§ A run of records
+++

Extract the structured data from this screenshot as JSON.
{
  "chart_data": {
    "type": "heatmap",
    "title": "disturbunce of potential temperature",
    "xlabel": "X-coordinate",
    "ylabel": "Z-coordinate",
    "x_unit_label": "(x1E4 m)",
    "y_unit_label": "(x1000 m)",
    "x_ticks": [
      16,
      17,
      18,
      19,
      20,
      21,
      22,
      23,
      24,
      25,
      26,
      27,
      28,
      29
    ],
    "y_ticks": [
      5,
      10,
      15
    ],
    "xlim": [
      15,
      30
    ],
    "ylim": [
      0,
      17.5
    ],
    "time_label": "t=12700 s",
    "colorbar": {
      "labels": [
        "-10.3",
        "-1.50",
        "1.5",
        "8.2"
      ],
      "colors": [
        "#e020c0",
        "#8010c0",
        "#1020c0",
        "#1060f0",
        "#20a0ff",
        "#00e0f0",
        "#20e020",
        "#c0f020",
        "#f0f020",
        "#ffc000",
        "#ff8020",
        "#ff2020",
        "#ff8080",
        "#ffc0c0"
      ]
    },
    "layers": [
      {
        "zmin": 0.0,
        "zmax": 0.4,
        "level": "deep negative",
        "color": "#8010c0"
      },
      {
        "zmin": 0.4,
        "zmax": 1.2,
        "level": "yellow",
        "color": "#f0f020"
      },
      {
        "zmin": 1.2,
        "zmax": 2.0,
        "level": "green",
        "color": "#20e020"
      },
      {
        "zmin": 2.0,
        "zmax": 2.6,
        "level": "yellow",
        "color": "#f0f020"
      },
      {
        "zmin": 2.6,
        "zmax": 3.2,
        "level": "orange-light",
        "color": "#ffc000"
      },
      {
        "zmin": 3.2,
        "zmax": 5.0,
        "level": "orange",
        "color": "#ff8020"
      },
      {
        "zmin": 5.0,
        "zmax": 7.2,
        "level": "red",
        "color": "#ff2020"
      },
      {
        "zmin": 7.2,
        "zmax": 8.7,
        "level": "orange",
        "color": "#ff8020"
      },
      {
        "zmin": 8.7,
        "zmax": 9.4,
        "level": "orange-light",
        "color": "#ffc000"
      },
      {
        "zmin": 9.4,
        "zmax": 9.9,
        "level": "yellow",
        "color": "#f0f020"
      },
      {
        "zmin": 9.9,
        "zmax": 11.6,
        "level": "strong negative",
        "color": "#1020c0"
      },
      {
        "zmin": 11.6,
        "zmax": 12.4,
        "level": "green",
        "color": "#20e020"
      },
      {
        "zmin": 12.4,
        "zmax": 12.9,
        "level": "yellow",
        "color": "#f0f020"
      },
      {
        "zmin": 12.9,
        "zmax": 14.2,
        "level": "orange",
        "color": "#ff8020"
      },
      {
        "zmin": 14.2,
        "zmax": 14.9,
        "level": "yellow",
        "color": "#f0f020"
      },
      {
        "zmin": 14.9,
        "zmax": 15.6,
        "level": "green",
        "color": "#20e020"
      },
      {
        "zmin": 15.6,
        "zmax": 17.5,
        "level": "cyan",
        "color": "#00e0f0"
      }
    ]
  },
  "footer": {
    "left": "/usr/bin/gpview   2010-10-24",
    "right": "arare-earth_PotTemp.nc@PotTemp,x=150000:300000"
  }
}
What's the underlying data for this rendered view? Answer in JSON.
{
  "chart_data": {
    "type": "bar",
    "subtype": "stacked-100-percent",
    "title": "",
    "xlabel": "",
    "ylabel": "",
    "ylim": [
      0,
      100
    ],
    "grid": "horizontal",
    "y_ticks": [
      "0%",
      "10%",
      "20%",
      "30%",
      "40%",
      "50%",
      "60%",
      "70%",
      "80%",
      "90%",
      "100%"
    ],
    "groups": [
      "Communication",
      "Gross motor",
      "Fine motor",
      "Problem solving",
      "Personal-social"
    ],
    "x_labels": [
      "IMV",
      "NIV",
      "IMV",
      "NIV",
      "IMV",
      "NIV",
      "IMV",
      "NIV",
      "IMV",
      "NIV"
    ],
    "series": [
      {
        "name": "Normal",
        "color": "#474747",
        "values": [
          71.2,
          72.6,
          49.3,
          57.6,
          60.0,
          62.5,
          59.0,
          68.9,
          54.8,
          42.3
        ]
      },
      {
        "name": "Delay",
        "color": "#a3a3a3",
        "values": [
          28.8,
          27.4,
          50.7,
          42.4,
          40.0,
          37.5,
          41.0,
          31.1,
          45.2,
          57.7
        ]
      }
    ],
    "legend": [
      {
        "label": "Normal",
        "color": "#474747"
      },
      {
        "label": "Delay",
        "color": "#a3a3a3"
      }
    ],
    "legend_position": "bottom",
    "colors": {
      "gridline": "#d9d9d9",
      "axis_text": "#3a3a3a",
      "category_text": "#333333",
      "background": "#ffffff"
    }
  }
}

+++

§ The request
Nothing should be left out: repeat all of the data exactly.

§ Output of the exercise
Extract the structured data from this screenshot as JSON.
{
  "chart_data": {
    "type": "heatmap",
    "title": "disturbunce of potential temperature",
    "xlabel": "X-coordinate",
    "ylabel": "Z-coordinate",
    "x_unit_label": "(x1E4 m)",
    "y_unit_label": "(x1000 m)",
    "x_ticks": [
      16,
      17,
      18,
      19,
      20,
      21,
      22,
      23,
      24,
      25,
      26,
      27,
      28,
      29
    ],
    "y_ticks": [
      5,
      10,
      15
    ],
    "xlim": [
      15,
      30
    ],
    "ylim": [
      0,
      17.5
    ],
    "time_label": "t=12700 s",
    "colorbar": {
      "labels": [
        "-10.3",
        "-1.50",
        "1.5",
        "8.2"
      ],
      "colors": [
        "#e020c0",
        "#8010c0",
        "#1020c0",
        "#1060f0",
        "#20a0ff",
        "#00e0f0",
        "#20e020",
        "#c0f020",
        "#f0f020",
        "#ffc000",
        "#ff8020",
        "#ff2020",
        "#ff8080",
        "#ffc0c0"
      ]
    },
    "layers": [
      {
        "zmin": 0.0,
        "zmax": 0.4,
        "level": "deep negative",
        "color": "#8010c0"
      },
      {
        "zmin": 0.4,
        "zmax": 1.2,
        "level": "yellow",
        "color": "#f0f020"
      },
      {
        "zmin": 1.2,
        "zmax": 2.0,
        "level": "green",
        "color": "#20e020"
      },
      {
        "zmin": 2.0,
        "zmax": 2.6,
        "level": "yellow",
        "color": "#f0f020"
      },
      {
        "zmin": 2.6,
        "zmax": 3.2,
        "level": "orange-light",
        "color": "#ffc000"
      },
      {
        "zmin": 3.2,
        "zmax": 5.0,
        "level": "orange",
        "color": "#ff8020"
      },
      {
        "zmin": 5.0,
        "zmax": 7.2,
        "level": "red",
        "color": "#ff2020"
      },
      {
        "zmin": 7.2,
        "zmax": 8.7,
        "level": "orange",
        "color": "#ff8020"
      },
      {
        "zmin": 8.7,
        "zmax": 9.4,
        "level": "orange-light",
        "color": "#ffc000"
      },
      {
        "zmin": 9.4,
        "zmax": 9.9,
        "level": "yellow",
        "color": "#f0f020"
      },
      {
        "zmin": 9.9,
        "zmax": 11.6,
        "level": "strong negative",
        "color": "#1020c0"
      },
      {
        "zmin": 11.6,
        "zmax": 12.4,
        "level": "green",
        "color": "#20e020"
      },
      {
        "zmin": 12.4,
        "zmax": 12.9,
        "level": "yellow",
        "color": "#f0f020"
      },
      {
        "zmin": 12.9,
        "zmax": 14.2,
        "level": "orange",
        "color": "#ff8020"
      },
      {
        "zmin": 14.2,
        "zmax": 14.9,
        "level": "yellow",
        "color": "#f0f020"
      },
      {
        "zmin": 14.9,
        "zmax": 15.6,
        "level": "green",
        "color": "#20e020"
      },
      {
        "zmin": 15.6,
        "zmax": 17.5,
        "level": "cyan",
        "color": "#00e0f0"
      }
    ]
  },
  "footer": {
    "left": "/usr/bin/gpview   2010-10-24",
    "right": "arare-earth_PotTemp.nc@PotTemp,x=150000:300000"
  }
}
What's the underlying data for this rendered view? Answer in JSON.
{
  "chart_data": {
    "type": "bar",
    "subtype": "stacked-100-percent",
    "title": "",
    "xlabel": "",
    "ylabel": "",
    "ylim": [
      0,
      100
    ],
    "grid": "horizontal",
    "y_ticks": [
      "0%",
      "10%",
      "20%",
      "30%",
      "40%",
      "50%",
      "60%",
      "70%",
      "80%",
      "90%",
      "100%"
    ],
    "groups": [
      "Communication",
      "Gross motor",
      "Fine motor",
      "Problem solving",
      "Personal-social"
    ],
    "x_labels": [
      "IMV",
      "NIV",
      "IMV",
      "NIV",
      "IMV",
      "NIV",
      "IMV",
      "NIV",
      "IMV",
      "NIV"
    ],
    "series": [
      {
        "name": "Normal",
        "color": "#474747",
        "values": [
          71.2,
          72.6,
          49.3,
          57.6,
          60.0,
          62.5,
          59.0,
          68.9,
          54.8,
          42.3
        ]
      },
      {
        "name": "Delay",
        "color": "#a3a3a3",
        "values": [
          28.8,
          27.4,
          50.7,
          42.4,
          40.0,
          37.5,
          41.0,
          31.1,
          45.2,
          57.7
        ]
      }
    ],
    "legend": [
      {
        "label": "Normal",
        "color": "#474747"
      },
      {
        "label": "Delay",
        "color": "#a3a3a3"
      }
    ],
    "legend_position": "bottom",
    "colors": {
      "gridline": "#d9d9d9",
      "axis_text": "#3a3a3a",
      "category_text": "#333333",
      "background": "#ffffff"
    }
  }
}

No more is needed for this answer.